### Work instructions
Arrange everything from the line containing "UI element localization: list" down to the line containing "- ruler-tick: [287, 63, 288, 65]" as a two-column CSV with the columns instruction and response, one row per instruction paired with its reply. Put each field in quotation marks and replace its line breaks with spaces.

### Listed records
☆ ☆ ☆

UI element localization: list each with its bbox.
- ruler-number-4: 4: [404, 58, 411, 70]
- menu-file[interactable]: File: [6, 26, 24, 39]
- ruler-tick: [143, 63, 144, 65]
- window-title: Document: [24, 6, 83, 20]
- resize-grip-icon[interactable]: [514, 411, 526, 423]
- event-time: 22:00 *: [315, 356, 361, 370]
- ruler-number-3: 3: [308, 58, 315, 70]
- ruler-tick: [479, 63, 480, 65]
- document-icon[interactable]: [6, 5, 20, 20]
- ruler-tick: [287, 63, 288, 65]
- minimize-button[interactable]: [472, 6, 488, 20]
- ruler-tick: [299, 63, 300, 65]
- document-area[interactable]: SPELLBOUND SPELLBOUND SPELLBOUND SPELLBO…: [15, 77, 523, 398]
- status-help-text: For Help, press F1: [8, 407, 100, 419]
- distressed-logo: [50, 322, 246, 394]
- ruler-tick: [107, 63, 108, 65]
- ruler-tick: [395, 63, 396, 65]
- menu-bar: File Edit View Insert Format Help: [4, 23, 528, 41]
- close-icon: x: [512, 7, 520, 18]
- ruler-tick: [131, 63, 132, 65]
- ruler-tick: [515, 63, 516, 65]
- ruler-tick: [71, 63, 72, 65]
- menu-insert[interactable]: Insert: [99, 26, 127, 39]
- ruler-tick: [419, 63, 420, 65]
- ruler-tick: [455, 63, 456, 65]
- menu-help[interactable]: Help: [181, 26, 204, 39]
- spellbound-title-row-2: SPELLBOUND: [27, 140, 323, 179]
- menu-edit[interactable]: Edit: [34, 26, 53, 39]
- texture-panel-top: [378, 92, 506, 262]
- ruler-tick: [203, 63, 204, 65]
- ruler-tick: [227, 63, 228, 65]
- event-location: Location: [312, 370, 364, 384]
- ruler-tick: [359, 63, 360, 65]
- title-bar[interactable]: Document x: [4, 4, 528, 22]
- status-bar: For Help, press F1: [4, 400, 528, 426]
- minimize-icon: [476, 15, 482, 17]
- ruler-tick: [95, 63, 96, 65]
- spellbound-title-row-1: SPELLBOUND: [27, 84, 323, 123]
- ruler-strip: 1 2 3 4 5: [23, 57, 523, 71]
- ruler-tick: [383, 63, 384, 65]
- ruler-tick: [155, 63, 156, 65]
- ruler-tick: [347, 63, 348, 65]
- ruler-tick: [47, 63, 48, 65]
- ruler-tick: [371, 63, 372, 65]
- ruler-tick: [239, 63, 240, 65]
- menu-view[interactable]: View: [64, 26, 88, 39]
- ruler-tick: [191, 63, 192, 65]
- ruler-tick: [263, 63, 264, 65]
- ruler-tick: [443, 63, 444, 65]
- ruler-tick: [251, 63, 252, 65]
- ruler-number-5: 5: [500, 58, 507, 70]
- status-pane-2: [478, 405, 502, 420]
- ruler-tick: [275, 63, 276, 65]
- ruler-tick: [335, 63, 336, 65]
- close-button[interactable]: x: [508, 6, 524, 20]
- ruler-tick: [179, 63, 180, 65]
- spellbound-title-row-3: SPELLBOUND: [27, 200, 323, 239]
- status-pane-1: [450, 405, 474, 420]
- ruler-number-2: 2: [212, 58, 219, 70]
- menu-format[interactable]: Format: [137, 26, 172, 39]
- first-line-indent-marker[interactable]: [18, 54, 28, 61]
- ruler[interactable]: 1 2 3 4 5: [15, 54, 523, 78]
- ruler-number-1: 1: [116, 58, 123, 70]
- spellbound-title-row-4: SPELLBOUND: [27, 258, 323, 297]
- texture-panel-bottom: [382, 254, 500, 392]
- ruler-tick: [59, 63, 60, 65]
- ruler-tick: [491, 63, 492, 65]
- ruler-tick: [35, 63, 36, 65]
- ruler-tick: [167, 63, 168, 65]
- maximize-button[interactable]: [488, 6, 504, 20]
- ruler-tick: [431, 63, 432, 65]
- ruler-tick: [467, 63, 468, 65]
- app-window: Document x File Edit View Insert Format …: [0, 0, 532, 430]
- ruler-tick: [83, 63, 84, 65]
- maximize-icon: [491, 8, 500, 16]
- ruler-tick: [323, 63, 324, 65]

☆ ☆ ☆

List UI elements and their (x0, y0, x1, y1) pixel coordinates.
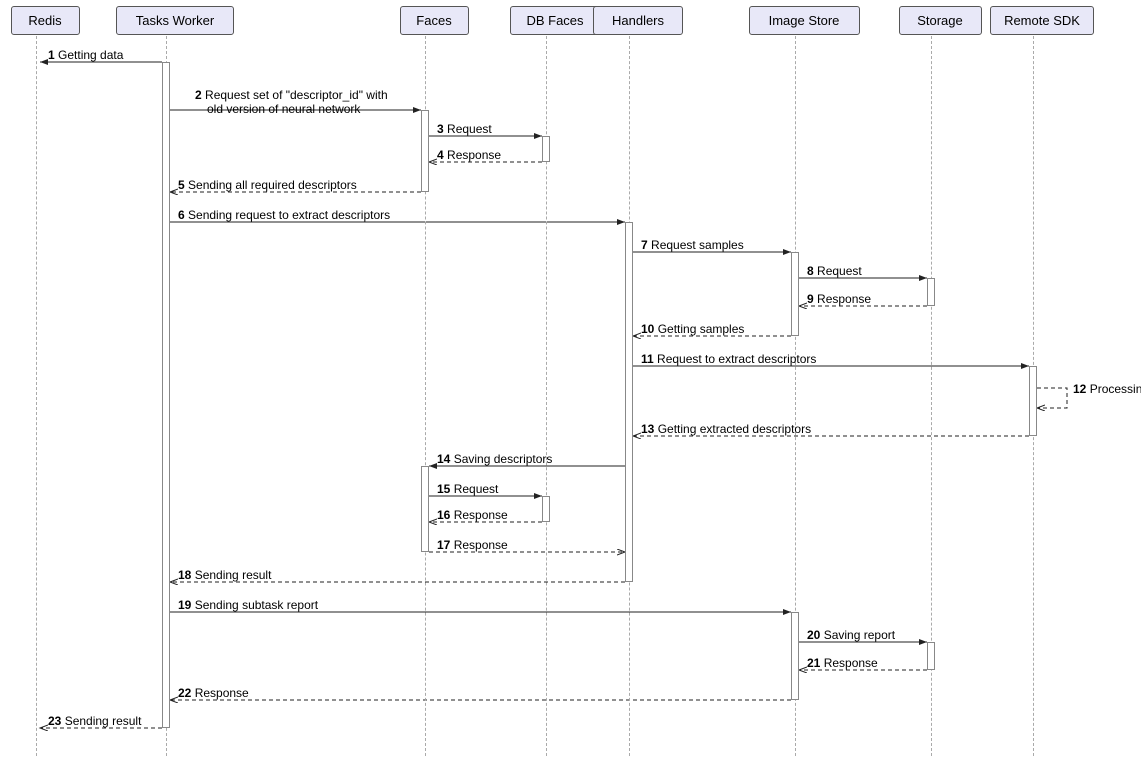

☆ ☆ ☆

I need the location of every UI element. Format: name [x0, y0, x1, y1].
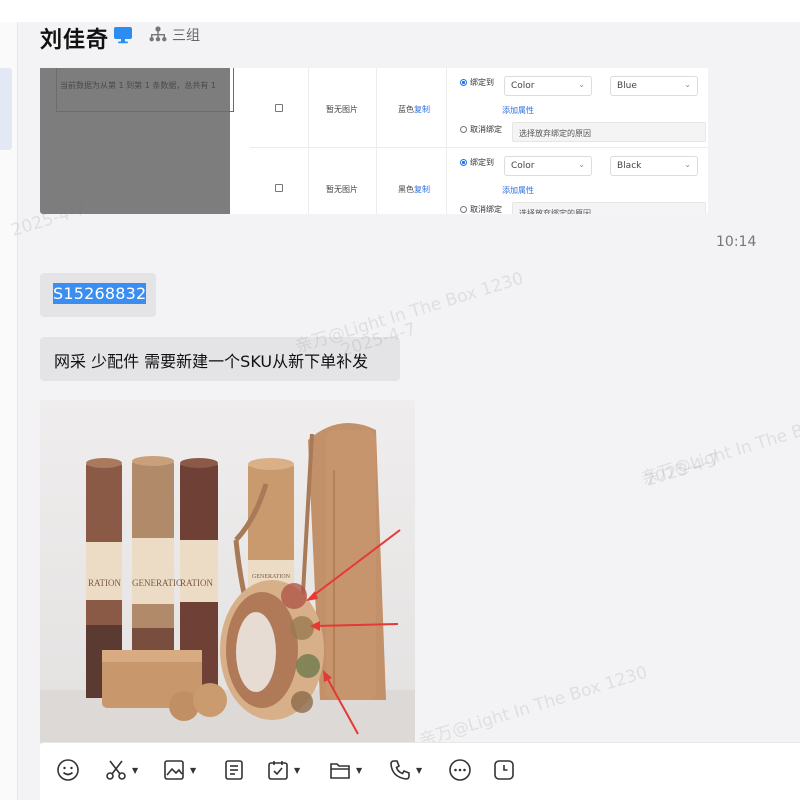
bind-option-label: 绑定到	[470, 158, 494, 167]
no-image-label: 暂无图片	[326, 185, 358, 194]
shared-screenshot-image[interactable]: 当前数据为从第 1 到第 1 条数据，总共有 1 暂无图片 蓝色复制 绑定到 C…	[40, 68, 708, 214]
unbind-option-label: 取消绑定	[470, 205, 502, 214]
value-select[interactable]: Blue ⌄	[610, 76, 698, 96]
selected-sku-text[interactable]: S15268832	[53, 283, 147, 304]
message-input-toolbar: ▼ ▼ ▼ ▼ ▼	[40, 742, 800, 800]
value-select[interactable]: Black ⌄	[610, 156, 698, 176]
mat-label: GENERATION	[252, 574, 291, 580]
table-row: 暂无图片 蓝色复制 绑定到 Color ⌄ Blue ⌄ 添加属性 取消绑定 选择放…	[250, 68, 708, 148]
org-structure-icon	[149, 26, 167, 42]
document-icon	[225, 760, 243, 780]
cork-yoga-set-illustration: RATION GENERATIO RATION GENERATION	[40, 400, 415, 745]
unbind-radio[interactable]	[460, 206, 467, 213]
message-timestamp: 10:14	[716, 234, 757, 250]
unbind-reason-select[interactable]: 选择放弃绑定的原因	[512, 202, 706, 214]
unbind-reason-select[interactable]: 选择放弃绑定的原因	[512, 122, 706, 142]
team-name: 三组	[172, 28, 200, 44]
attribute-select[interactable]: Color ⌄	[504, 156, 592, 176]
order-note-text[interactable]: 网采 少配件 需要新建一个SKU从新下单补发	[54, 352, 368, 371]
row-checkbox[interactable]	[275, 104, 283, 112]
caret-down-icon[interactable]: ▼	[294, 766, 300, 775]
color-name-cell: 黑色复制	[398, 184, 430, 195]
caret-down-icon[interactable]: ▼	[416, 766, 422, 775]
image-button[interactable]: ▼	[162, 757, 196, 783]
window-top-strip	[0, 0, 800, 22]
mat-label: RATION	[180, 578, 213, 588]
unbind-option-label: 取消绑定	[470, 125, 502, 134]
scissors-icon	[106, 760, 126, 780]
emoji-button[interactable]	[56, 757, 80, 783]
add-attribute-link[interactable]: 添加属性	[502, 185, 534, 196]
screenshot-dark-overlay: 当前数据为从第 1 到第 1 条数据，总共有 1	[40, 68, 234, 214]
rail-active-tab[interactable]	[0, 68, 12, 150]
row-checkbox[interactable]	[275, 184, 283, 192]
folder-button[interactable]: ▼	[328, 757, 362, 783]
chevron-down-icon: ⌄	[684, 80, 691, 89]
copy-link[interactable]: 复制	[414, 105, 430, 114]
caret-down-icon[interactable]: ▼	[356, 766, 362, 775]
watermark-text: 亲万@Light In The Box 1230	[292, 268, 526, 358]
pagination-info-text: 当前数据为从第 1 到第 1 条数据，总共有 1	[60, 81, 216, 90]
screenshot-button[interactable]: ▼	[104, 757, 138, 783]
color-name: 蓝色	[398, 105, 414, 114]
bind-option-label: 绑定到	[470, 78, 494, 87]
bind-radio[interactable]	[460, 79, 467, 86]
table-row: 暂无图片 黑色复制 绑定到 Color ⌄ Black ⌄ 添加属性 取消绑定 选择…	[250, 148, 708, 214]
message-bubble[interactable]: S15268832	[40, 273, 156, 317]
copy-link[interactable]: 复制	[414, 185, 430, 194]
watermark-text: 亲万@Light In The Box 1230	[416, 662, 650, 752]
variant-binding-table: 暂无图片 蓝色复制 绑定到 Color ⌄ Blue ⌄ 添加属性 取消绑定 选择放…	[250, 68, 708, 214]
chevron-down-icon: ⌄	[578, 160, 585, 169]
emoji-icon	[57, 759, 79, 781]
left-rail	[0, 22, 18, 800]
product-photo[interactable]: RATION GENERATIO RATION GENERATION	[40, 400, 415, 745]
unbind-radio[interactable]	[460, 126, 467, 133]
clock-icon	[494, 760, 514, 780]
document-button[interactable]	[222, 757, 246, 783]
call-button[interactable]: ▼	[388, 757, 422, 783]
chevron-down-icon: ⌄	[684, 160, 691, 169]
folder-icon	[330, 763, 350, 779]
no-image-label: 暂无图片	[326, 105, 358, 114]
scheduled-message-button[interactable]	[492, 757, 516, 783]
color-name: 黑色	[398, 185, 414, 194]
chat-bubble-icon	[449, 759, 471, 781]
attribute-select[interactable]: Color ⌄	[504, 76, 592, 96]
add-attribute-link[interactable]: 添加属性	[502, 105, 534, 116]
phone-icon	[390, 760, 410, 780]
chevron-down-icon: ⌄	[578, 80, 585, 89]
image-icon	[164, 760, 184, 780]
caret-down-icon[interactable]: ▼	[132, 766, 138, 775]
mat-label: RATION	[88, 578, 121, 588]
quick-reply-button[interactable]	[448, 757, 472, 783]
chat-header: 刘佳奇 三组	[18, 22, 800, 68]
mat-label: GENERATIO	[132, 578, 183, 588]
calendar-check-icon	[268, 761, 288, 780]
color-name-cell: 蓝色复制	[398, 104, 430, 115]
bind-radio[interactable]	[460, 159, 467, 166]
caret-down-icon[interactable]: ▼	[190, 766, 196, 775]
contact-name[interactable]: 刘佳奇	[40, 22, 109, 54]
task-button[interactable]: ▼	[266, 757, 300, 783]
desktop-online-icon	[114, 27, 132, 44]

☆ ☆ ☆

### Output of the task
instruction,response
"UI element localization: list each with its bbox.","- ruler-number-4: 4: [404, 58, 411, 70] - menu-file[interactable]: File: [6, 26, 24, 39] - ruler-tick: [143, 63, 144, 65] - window-title: Document: [24, 6, 83, 20] - resize-grip-icon[interactable]: [514, 411, 526, 423] - event-time: 22:00 *: [315, 356, 361, 370] - ruler-number-3: 3: [308, 58, 315, 70] - ruler-tick: [479, 63, 480, 65] - document-icon[interactable]: [6, 5, 20, 20] - ruler-tick: [287, 63, 288, 65]"